> **Excerpted data**:
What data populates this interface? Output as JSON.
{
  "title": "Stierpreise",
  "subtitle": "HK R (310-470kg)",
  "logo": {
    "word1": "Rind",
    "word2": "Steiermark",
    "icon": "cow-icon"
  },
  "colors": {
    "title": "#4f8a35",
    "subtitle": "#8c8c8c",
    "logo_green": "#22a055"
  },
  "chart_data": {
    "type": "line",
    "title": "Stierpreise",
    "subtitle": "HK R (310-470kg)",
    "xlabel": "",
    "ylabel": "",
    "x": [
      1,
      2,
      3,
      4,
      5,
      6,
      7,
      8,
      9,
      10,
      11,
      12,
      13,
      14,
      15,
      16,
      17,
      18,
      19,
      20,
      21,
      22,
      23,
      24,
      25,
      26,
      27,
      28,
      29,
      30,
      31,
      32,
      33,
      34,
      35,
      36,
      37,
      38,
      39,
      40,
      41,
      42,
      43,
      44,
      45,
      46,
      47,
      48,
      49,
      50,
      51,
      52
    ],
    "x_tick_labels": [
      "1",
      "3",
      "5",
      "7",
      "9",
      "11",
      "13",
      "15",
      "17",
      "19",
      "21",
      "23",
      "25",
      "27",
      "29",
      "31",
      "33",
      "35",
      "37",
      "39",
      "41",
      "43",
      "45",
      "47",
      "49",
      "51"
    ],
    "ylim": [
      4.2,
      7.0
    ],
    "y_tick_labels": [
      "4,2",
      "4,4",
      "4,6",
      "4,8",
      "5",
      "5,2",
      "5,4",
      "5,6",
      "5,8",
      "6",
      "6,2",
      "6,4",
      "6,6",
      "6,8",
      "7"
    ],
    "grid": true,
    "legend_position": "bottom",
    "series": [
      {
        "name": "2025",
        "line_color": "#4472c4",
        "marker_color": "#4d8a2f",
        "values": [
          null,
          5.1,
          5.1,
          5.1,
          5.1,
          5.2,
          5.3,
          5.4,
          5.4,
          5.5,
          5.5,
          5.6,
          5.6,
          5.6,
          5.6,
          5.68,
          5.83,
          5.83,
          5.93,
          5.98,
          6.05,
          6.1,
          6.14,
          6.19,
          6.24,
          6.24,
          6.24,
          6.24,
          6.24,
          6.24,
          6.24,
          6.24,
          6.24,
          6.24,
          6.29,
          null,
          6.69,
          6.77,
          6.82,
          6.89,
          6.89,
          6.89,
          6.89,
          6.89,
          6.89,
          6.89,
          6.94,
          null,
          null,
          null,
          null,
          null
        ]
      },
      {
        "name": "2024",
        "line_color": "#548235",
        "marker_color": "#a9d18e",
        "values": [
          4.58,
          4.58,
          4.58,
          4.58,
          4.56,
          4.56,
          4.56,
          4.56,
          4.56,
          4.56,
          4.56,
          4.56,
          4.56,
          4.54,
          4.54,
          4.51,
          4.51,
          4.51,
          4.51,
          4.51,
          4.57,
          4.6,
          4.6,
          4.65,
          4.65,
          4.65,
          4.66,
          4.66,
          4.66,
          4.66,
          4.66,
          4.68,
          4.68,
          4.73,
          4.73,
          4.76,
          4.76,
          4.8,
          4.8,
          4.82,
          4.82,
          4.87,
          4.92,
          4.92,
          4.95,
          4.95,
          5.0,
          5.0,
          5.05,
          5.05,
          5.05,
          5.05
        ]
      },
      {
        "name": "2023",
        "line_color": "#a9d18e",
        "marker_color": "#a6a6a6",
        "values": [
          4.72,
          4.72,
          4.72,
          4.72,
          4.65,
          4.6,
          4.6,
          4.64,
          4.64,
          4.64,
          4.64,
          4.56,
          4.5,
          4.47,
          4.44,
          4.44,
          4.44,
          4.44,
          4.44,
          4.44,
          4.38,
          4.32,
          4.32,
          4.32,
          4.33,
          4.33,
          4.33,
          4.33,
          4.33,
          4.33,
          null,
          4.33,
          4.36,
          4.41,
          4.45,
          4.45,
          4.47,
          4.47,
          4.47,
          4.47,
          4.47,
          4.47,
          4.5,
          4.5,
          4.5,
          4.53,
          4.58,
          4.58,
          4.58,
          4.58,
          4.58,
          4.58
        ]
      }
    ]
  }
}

> **Task to complete**: From the data above, copy out every line with the string "Stierpreise" in it.

> **Worked answer**:
  "title": "Stierpreise",
    "title": "Stierpreise",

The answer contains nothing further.